Dataset rows about figures

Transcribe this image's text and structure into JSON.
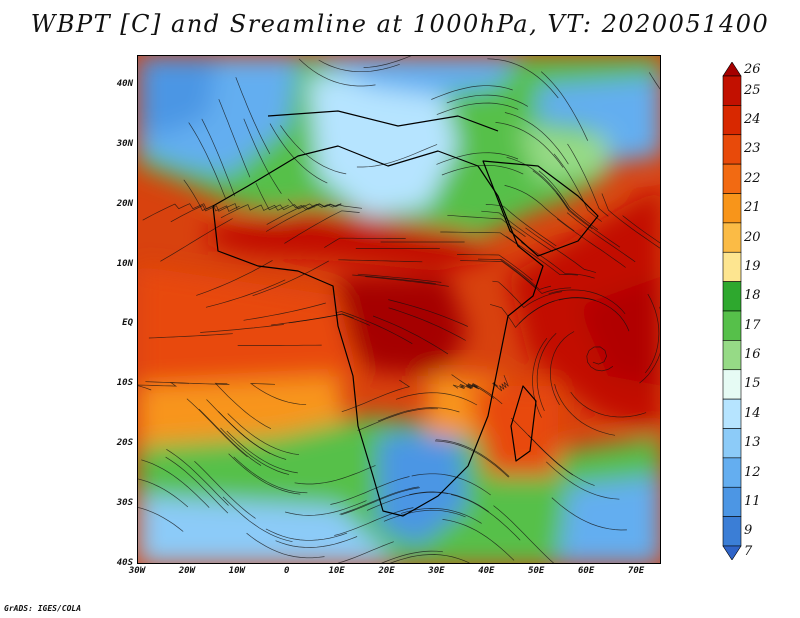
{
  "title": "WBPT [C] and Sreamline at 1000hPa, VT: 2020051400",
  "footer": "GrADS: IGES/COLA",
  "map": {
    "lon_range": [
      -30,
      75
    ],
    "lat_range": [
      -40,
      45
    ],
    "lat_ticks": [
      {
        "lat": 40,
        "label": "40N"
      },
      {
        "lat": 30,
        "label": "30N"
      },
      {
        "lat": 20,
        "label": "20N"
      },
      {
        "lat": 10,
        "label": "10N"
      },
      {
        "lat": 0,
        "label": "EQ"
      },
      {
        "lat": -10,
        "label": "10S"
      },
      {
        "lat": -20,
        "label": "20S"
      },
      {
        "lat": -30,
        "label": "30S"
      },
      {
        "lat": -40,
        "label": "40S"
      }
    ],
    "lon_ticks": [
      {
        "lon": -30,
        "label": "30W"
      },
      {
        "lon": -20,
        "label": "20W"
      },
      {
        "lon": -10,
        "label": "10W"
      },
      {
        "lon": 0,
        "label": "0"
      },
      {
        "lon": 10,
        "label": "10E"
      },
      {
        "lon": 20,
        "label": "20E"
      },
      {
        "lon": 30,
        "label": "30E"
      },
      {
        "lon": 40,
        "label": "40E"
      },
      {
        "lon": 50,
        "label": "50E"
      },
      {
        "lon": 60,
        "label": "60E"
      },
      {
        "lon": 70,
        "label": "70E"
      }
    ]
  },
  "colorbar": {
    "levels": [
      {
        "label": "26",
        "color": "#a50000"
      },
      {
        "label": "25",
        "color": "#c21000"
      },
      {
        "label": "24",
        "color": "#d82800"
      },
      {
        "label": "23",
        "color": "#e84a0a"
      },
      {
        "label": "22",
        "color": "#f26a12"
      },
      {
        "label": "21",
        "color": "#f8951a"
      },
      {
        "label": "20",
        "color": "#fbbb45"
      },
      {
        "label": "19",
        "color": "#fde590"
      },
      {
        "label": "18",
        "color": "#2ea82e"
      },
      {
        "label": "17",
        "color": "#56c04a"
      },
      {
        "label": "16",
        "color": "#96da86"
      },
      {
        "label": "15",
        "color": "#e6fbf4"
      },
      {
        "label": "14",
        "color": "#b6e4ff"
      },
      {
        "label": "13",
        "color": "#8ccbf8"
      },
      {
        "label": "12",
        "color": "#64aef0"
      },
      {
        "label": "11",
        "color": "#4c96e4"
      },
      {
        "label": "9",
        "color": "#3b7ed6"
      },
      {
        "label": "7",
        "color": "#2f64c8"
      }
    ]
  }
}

* * *

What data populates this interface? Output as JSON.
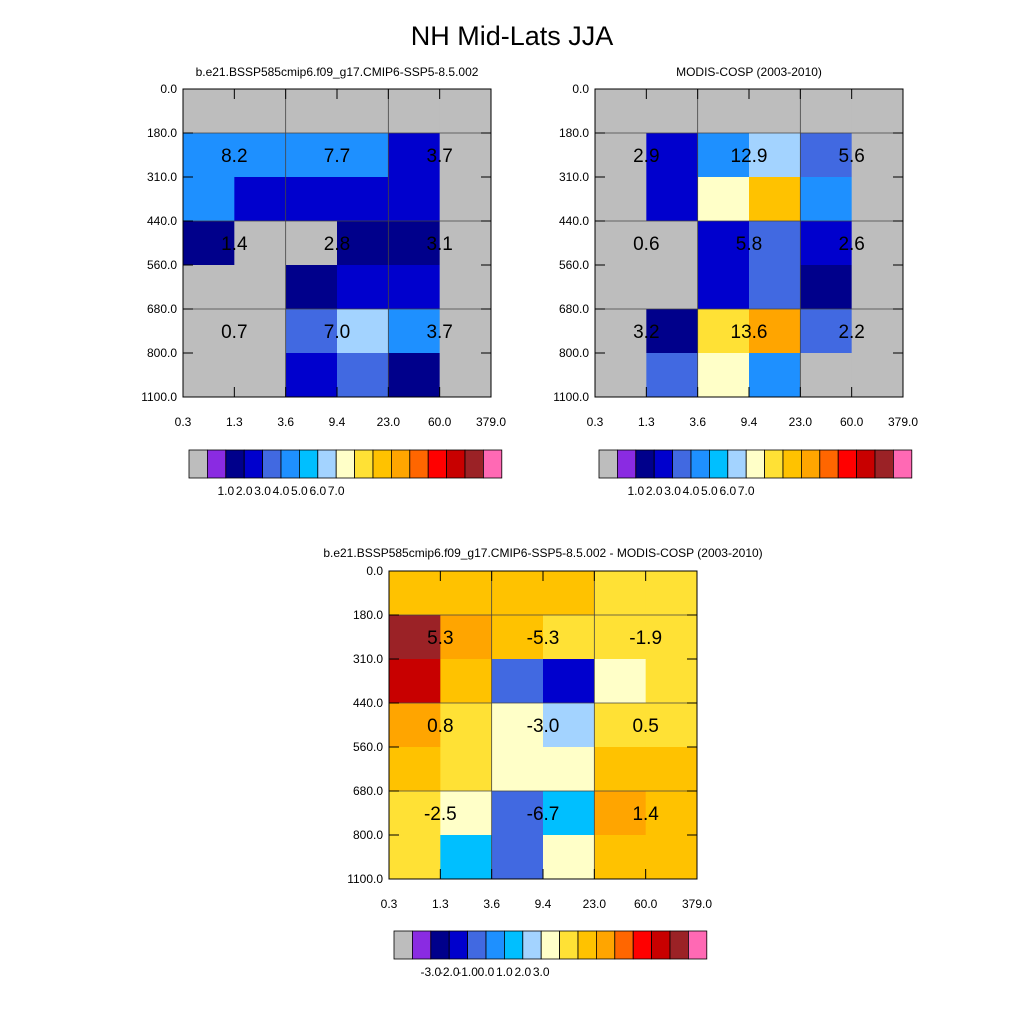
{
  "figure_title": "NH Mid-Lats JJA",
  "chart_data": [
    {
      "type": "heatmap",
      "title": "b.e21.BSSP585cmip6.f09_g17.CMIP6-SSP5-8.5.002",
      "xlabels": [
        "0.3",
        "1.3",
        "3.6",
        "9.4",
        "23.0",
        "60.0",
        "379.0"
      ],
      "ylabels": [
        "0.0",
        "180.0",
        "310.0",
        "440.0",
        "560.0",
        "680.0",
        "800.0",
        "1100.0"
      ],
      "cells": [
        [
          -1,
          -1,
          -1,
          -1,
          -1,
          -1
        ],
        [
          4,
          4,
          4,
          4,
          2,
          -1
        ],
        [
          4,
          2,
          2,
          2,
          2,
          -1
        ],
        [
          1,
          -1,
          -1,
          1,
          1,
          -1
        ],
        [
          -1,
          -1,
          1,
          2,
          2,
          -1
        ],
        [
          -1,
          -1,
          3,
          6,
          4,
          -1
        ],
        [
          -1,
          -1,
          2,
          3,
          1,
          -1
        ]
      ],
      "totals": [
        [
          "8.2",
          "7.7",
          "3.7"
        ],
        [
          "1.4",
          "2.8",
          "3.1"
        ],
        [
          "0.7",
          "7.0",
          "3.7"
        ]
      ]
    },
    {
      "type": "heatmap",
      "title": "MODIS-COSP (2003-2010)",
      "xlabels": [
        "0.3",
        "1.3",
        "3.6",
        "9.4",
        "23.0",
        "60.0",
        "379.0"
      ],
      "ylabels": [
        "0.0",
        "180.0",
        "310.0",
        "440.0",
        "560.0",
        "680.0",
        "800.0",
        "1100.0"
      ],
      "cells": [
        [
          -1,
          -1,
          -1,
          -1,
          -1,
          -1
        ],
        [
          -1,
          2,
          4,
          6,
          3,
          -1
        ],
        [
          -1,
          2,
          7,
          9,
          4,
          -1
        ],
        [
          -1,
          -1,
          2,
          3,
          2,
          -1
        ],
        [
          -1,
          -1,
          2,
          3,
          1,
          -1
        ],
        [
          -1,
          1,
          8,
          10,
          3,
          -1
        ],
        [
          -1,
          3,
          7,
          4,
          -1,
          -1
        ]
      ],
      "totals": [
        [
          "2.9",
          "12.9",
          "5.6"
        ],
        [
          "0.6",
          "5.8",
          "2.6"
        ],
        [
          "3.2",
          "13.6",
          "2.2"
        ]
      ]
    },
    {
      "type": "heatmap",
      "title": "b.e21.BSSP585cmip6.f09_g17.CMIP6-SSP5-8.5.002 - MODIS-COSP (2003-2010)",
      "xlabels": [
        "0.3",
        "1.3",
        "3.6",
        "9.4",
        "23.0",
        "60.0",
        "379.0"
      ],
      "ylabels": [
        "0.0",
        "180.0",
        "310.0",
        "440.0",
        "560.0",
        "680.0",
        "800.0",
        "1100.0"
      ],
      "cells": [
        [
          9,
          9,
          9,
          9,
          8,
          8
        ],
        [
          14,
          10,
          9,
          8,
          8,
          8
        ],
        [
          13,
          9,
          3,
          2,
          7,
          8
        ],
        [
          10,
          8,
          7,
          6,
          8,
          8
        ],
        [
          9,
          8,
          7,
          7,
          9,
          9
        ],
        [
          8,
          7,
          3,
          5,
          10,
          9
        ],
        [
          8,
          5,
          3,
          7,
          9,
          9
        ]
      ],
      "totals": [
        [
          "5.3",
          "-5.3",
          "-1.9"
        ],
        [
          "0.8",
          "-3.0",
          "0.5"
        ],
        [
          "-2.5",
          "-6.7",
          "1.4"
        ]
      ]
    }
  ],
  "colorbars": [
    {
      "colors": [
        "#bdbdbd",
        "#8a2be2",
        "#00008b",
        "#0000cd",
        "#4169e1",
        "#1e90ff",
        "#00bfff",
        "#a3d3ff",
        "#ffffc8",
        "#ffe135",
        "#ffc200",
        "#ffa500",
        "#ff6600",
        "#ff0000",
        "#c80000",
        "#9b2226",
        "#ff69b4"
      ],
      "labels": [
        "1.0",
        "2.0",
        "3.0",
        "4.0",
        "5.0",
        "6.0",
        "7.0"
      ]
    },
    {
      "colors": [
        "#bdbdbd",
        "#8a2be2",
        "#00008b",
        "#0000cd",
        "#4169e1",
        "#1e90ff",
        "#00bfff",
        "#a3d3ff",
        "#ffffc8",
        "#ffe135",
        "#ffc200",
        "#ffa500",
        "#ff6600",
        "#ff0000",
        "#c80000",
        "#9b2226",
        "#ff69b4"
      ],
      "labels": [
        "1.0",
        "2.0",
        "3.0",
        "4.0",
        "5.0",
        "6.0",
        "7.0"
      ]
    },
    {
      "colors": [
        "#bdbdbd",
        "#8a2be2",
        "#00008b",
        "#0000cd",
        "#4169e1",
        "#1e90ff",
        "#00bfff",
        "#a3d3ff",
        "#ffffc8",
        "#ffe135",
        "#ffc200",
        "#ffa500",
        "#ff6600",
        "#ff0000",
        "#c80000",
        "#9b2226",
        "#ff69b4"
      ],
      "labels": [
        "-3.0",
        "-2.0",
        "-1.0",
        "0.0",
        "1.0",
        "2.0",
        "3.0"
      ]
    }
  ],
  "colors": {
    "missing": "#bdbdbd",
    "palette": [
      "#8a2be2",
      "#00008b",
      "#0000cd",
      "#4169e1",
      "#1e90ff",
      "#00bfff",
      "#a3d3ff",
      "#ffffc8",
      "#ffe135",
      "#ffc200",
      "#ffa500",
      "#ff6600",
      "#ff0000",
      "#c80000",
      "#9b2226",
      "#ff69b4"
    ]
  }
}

> _What the exercise asks_: List all lines in the material containing the string "MODIS".

> _Result below_:
      "title": "MODIS-COSP (2003-2010)",
      "title": "b.e21.BSSP585cmip6.f09_g17.CMIP6-SSP5-8.5.002 - MODIS-COSP (2003-2010)",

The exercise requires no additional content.